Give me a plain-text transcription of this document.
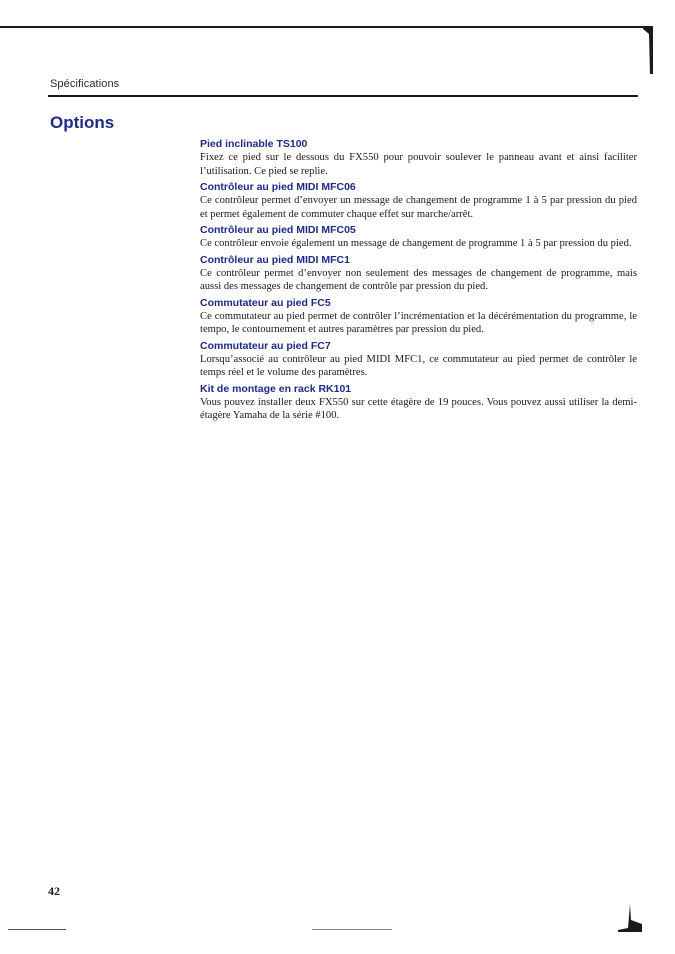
Spécifications
Options
Pied inclinable TS100

Fixez ce pied sur le dessous du FX550 pour pouvoir soulever le panneau avant et ainsi faciliter l’utilisation. Ce pied se replie.

Contrôleur au pied MIDI MFC06

Ce contrôleur permet d’envoyer un message de changement de programme 1 à 5 par pression du pied et permet également de commuter chaque effet sur marche/arrêt.

Contrôleur au pied MIDI MFC05

Ce contrôleur envoie également un message de changement de programme 1 à 5 par pression du pied.

Contrôleur au pied MIDI MFC1

Ce contrôleur permet d’envoyer non seulement des messages de changement de programme, mais aussi des messages de changement de contrôle par pression du pied.

Commutateur au pied FC5

Ce commutateur au pied permet de contrôler l’incrémentation et la décérémentation du programme, le tempo, le contournement et autres paramètres par pression du pied.

Commutateur au pied FC7

Lorsqu’associé au contrôleur au pied MIDI MFC1, ce commutateur au pied permet de contrôler le temps réel et le volume des paramètres.

Kit de montage en rack RK101

Vous pouvez installer deux FX550 sur cette étagère de 19 pouces. Vous pouvez aussi utiliser la demi-étagère Yamaha de la série #100.

42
#####
=== WHAT YOU NEED TO DO ===
Leave out the pictures and copy the rest of the material above exactly.

=== RESPONSE TO THIS EXERCISE ===
Give me a plain-text transcription of this document.
Spécifications
Options
Pied inclinable TS100

Fixez ce pied sur le dessous du FX550 pour pouvoir soulever le panneau avant et ainsi faciliter l’utilisation. Ce pied se replie.

Contrôleur au pied MIDI MFC06

Ce contrôleur permet d’envoyer un message de changement de programme 1 à 5 par pression du pied et permet également de commuter chaque effet sur marche/arrêt.

Contrôleur au pied MIDI MFC05

Ce contrôleur envoie également un message de changement de programme 1 à 5 par pression du pied.

Contrôleur au pied MIDI MFC1

Ce contrôleur permet d’envoyer non seulement des messages de changement de programme, mais aussi des messages de changement de contrôle par pression du pied.

Commutateur au pied FC5

Ce commutateur au pied permet de contrôler l’incrémentation et la décérémentation du programme, le tempo, le contournement et autres paramètres par pression du pied.

Commutateur au pied FC7

Lorsqu’associé au contrôleur au pied MIDI MFC1, ce commutateur au pied permet de contrôler le temps réel et le volume des paramètres.

Kit de montage en rack RK101

Vous pouvez installer deux FX550 sur cette étagère de 19 pouces. Vous pouvez aussi utiliser la demi-étagère Yamaha de la série #100.

42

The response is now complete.